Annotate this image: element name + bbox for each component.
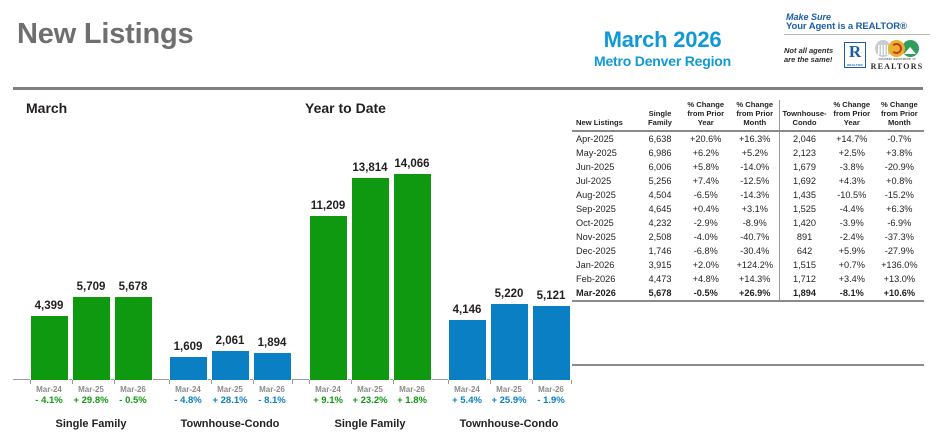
table-cell-tc-yoy: -8.1%: [829, 286, 875, 301]
table-cell-sf: 4,645: [639, 202, 681, 216]
table-cell-sf: 2,508: [639, 230, 681, 244]
table-cell-sf: 5,256: [639, 174, 681, 188]
table-cell-tc: 1,435: [780, 188, 829, 202]
table-header: New ListingsSingleFamily% Changefrom Pri…: [572, 100, 924, 131]
table-cell-month: Jun-2025: [572, 160, 639, 174]
table-cell-tc: 1,420: [780, 216, 829, 230]
table-cell-tc: 891: [780, 230, 829, 244]
realtor-logo-headline: Make Sure Your Agent is a REALTOR®: [784, 12, 930, 32]
table-row: Jul-20255,256+7.4%-12.5%1,692+4.3%+0.8%: [572, 174, 924, 188]
table-cell-tc-mom: +6.3%: [875, 202, 924, 216]
table-cell-month: Jan-2026: [572, 258, 639, 272]
table-cell-tc-mom: +0.8%: [875, 174, 924, 188]
realtor-r-letter: R: [849, 42, 861, 61]
table-cell-month: Sep-2025: [572, 202, 639, 216]
table-cell-tc: 1,692: [780, 174, 829, 188]
table-cell-month: Mar-2026: [572, 286, 639, 301]
table-cell-sf-mom: -12.5%: [730, 174, 779, 188]
table-cell-sf-yoy: -0.5%: [681, 286, 730, 301]
table-header-line: Month: [877, 118, 922, 127]
table-cell-sf-yoy: +4.8%: [681, 272, 730, 286]
table-cell-sf-mom: -14.0%: [730, 160, 779, 174]
table-cell-sf-yoy: +20.6%: [681, 131, 730, 146]
table-cell-tc: 1,894: [780, 286, 829, 301]
bar-townhouse-condo-mar-25: [490, 303, 529, 380]
table-header-row: New ListingsSingleFamily% Changefrom Pri…: [572, 100, 924, 131]
x-axis-pct-change: - 8.1%: [246, 395, 298, 406]
table-row: Nov-20252,508-4.0%-40.7%891-2.4%-37.3%: [572, 230, 924, 244]
table-header-line: % Change: [877, 100, 922, 109]
group-label-single-family: Single Family: [300, 418, 440, 430]
group-label-single-family: Single Family: [21, 418, 161, 430]
table-header-cell: New Listings: [572, 100, 639, 131]
header-divider: [13, 87, 923, 90]
realtor-r-sublabel: REALTOR: [845, 63, 865, 67]
x-axis-date: Mar-26: [386, 384, 438, 395]
x-axis-pct-change: - 0.5%: [107, 395, 159, 406]
x-axis-pct-change: - 1.9%: [525, 395, 577, 406]
table-header-line: % Change: [683, 100, 728, 109]
bar-value-label: 14,066: [372, 158, 452, 170]
table-cell-tc: 1,515: [780, 258, 829, 272]
x-axis-date: Mar-26: [107, 384, 159, 395]
table-header-line: Year: [831, 118, 873, 127]
page-title: New Listings: [17, 18, 193, 51]
table-cell-tc-mom: -0.7%: [875, 131, 924, 146]
table-cell-sf-yoy: +0.4%: [681, 202, 730, 216]
report-period-region: Metro Denver Region: [560, 52, 765, 71]
chart-march-plot: 4,3995,7095,6781,6092,0611,894: [13, 124, 285, 380]
chart-ytd-x-labels: Mar-24+ 9.1%Mar-25+ 23.2%Mar-26+ 1.8%Mar…: [292, 384, 564, 418]
table-cell-sf: 4,473: [639, 272, 681, 286]
bar-townhouse-condo-mar-26: [532, 305, 571, 380]
table-row: Mar-20265,678-0.5%+26.9%1,894-8.1%+10.6%: [572, 286, 924, 301]
table-header-line: Year: [683, 118, 728, 127]
table-cell-tc: 642: [780, 244, 829, 258]
table-header-cell: % Changefrom PriorYear: [681, 100, 730, 131]
table-cell-tc-yoy: -2.4%: [829, 230, 875, 244]
table-header-cell: SingleFamily: [639, 100, 681, 131]
realtor-logo-tagline: Not all agents are the same!: [784, 46, 840, 64]
realtor-logo-divider: [784, 34, 930, 35]
chart-ytd-title: Year to Date: [305, 100, 564, 116]
report-period-month: March 2026: [560, 28, 765, 52]
bar-single-family-mar-25: [351, 177, 390, 380]
table-cell-sf: 4,504: [639, 188, 681, 202]
colorado-association-realtors-logo: colorado association of REALTORS: [870, 38, 924, 71]
new-listings-table: New ListingsSingleFamily% Changefrom Pri…: [572, 100, 924, 302]
colorado-c-icon: [888, 40, 905, 57]
table-header-line: % Change: [831, 100, 873, 109]
table-cell-tc: 1,712: [780, 272, 829, 286]
table-row: Apr-20256,638+20.6%+16.3%2,046+14.7%-0.7…: [572, 131, 924, 146]
table-row: Dec-20251,746-6.8%-30.4%642+5.9%-27.9%: [572, 244, 924, 258]
table-cell-tc-yoy: -3.8%: [829, 160, 875, 174]
table-cell-tc: 2,123: [780, 146, 829, 160]
bar-townhouse-condo-mar-24: [448, 319, 487, 380]
new-listings-table-element: New ListingsSingleFamily% Changefrom Pri…: [572, 100, 924, 302]
chart-march: March 4,3995,7095,6781,6092,0611,894 Mar…: [13, 100, 285, 434]
table-cell-tc-yoy: +2.5%: [829, 146, 875, 160]
chart-march-group-labels: Single FamilyTownhouse-Condo: [13, 418, 285, 434]
table-cell-sf-mom: +3.1%: [730, 202, 779, 216]
table-cell-month: Aug-2025: [572, 188, 639, 202]
table-cell-tc-mom: -37.3%: [875, 230, 924, 244]
table-cell-tc-mom: -6.9%: [875, 216, 924, 230]
table-cell-sf-mom: +5.2%: [730, 146, 779, 160]
table-cell-sf-mom: -8.9%: [730, 216, 779, 230]
table-cell-tc-mom: +136.0%: [875, 258, 924, 272]
bar-single-family-mar-26: [114, 296, 153, 380]
x-axis-label-group: Mar-26- 0.5%: [107, 384, 159, 406]
table-cell-sf: 5,678: [639, 286, 681, 301]
table-row: Oct-20254,232-2.9%-8.9%1,420-3.9%-6.9%: [572, 216, 924, 230]
table-cell-tc-yoy: -4.4%: [829, 202, 875, 216]
table-row: Feb-20264,473+4.8%+14.3%1,712+3.4%+13.0%: [572, 272, 924, 286]
table-cell-sf-yoy: +2.0%: [681, 258, 730, 272]
table-header-cell: % Changefrom PriorYear: [829, 100, 875, 131]
table-cell-sf: 6,006: [639, 160, 681, 174]
table-cell-month: Nov-2025: [572, 230, 639, 244]
table-cell-sf-mom: -14.3%: [730, 188, 779, 202]
x-axis-pct-change: + 1.8%: [386, 395, 438, 406]
table-cell-sf: 6,986: [639, 146, 681, 160]
x-axis-label-group: Mar-26- 8.1%: [246, 384, 298, 406]
table-header-line: Month: [732, 118, 777, 127]
realtor-logo-bottom: Not all agents are the same! R REALTOR c…: [784, 38, 930, 71]
table-row: May-20256,986+6.2%+5.2%2,123+2.5%+3.8%: [572, 146, 924, 160]
table-cell-sf-yoy: -2.9%: [681, 216, 730, 230]
table-cell-month: Dec-2025: [572, 244, 639, 258]
table-cell-sf-mom: -40.7%: [730, 230, 779, 244]
table-cell-sf-yoy: -4.0%: [681, 230, 730, 244]
group-label-townhouse-condo: Townhouse-Condo: [439, 418, 579, 430]
chart-year-to-date: Year to Date 11,20913,81414,0664,1465,22…: [292, 100, 564, 434]
realtor-logo: Make Sure Your Agent is a REALTOR® Not a…: [784, 12, 930, 74]
table-row: Sep-20254,645+0.4%+3.1%1,525-4.4%+6.3%: [572, 202, 924, 216]
bar-townhouse-condo-mar-26: [253, 352, 292, 380]
table-cell-sf-mom: +26.9%: [730, 286, 779, 301]
x-axis-label-group: Mar-26+ 1.8%: [386, 384, 438, 406]
table-cell-tc-mom: -27.9%: [875, 244, 924, 258]
table-header-cell: % Changefrom PriorMonth: [730, 100, 779, 131]
table-cell-tc: 1,525: [780, 202, 829, 216]
table-cell-month: Oct-2025: [572, 216, 639, 230]
table-header-line: from Prior: [732, 109, 777, 118]
table-cell-sf-yoy: -6.5%: [681, 188, 730, 202]
table-cell-tc-mom: +13.0%: [875, 272, 924, 286]
car-name-label: REALTORS: [870, 62, 924, 71]
table-header-line: % Change: [732, 100, 777, 109]
x-axis-label-group: Mar-26- 1.9%: [525, 384, 577, 406]
table-row: Jan-20263,915+2.0%+124.2%1,515+0.7%+136.…: [572, 258, 924, 272]
table-cell-tc: 2,046: [780, 131, 829, 146]
table-cell-sf-yoy: +5.8%: [681, 160, 730, 174]
chart-march-title: March: [26, 100, 285, 116]
table-header-line: from Prior: [877, 109, 922, 118]
bar-single-family-mar-24: [30, 315, 69, 380]
table-cell-sf-mom: +16.3%: [730, 131, 779, 146]
table-cell-tc-mom: -20.9%: [875, 160, 924, 174]
bar-townhouse-condo-mar-24: [169, 356, 208, 380]
table-cell-tc-mom: +3.8%: [875, 146, 924, 160]
chart-march-x-labels: Mar-24- 4.1%Mar-25+ 29.8%Mar-26- 0.5%Mar…: [13, 384, 285, 418]
table-bottom-divider: [572, 364, 924, 366]
table-cell-month: Feb-2026: [572, 272, 639, 286]
table-row: Jun-20256,006+5.8%-14.0%1,679-3.8%-20.9%: [572, 160, 924, 174]
table-cell-tc: 1,679: [780, 160, 829, 174]
table-cell-tc-yoy: -3.9%: [829, 216, 875, 230]
table-cell-month: May-2025: [572, 146, 639, 160]
bar-townhouse-condo-mar-25: [211, 350, 250, 380]
group-label-townhouse-condo: Townhouse-Condo: [160, 418, 300, 430]
bar-single-family-mar-24: [309, 215, 348, 380]
table-cell-tc-yoy: +3.4%: [829, 272, 875, 286]
table-cell-month: Apr-2025: [572, 131, 639, 146]
table-header-line: Family: [641, 118, 679, 127]
bar-value-label: 5,678: [93, 281, 173, 293]
table-cell-sf-mom: +14.3%: [730, 272, 779, 286]
table-cell-sf-yoy: +7.4%: [681, 174, 730, 188]
report-period: March 2026 Metro Denver Region: [560, 28, 765, 71]
table-cell-month: Jul-2025: [572, 174, 639, 188]
chart-ytd-group-labels: Single FamilyTownhouse-Condo: [292, 418, 564, 434]
table-cell-tc-yoy: -10.5%: [829, 188, 875, 202]
chart-ytd-plot: 11,20913,81414,0664,1465,2205,121: [292, 124, 564, 380]
x-axis-date: Mar-26: [246, 384, 298, 395]
table-cell-sf-mom: -30.4%: [730, 244, 779, 258]
table-cell-sf: 6,638: [639, 131, 681, 146]
table-header-line: Townhouse-: [782, 109, 827, 118]
x-axis-date: Mar-26: [525, 384, 577, 395]
realtor-logo-tagline-line2: are the same!: [784, 55, 840, 64]
table-cell-tc-yoy: +4.3%: [829, 174, 875, 188]
table-header-cell: Townhouse-Condo: [780, 100, 829, 131]
table-header-line: Condo: [782, 118, 827, 127]
table-cell-sf: 3,915: [639, 258, 681, 272]
table-cell-sf: 1,746: [639, 244, 681, 258]
table-body: Apr-20256,638+20.6%+16.3%2,046+14.7%-0.7…: [572, 131, 924, 301]
table-row: Aug-20254,504-6.5%-14.3%1,435-10.5%-15.2…: [572, 188, 924, 202]
realtor-logo-line2: Your Agent is a REALTOR®: [786, 22, 930, 32]
table-cell-sf-mom: +124.2%: [730, 258, 779, 272]
table-cell-tc-mom: +10.6%: [875, 286, 924, 301]
table-cell-sf-yoy: -6.8%: [681, 244, 730, 258]
table-header-line: Single: [641, 109, 679, 118]
table-cell-tc-yoy: +14.7%: [829, 131, 875, 146]
realtor-logo-tagline-line1: Not all agents: [784, 46, 840, 55]
table-header-cell: % Changefrom PriorMonth: [875, 100, 924, 131]
table-cell-sf-yoy: +6.2%: [681, 146, 730, 160]
table-header-line: from Prior: [683, 109, 728, 118]
table-header-line: New Listings: [576, 118, 637, 127]
bar-single-family-mar-25: [72, 296, 111, 380]
realtor-r-mark-icon: R REALTOR: [844, 42, 866, 68]
bar-single-family-mar-26: [393, 173, 432, 380]
table-cell-tc-yoy: +5.9%: [829, 244, 875, 258]
table-cell-sf: 4,232: [639, 216, 681, 230]
table-cell-tc-yoy: +0.7%: [829, 258, 875, 272]
table-cell-tc-mom: -15.2%: [875, 188, 924, 202]
table-header-line: from Prior: [831, 109, 873, 118]
car-emblem-icon: [870, 38, 924, 57]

+++

**Exercise requirements:** Count the lines in the records above that contain the string "agents", with case counting, and give only that number.

**Solution to the problem:** 3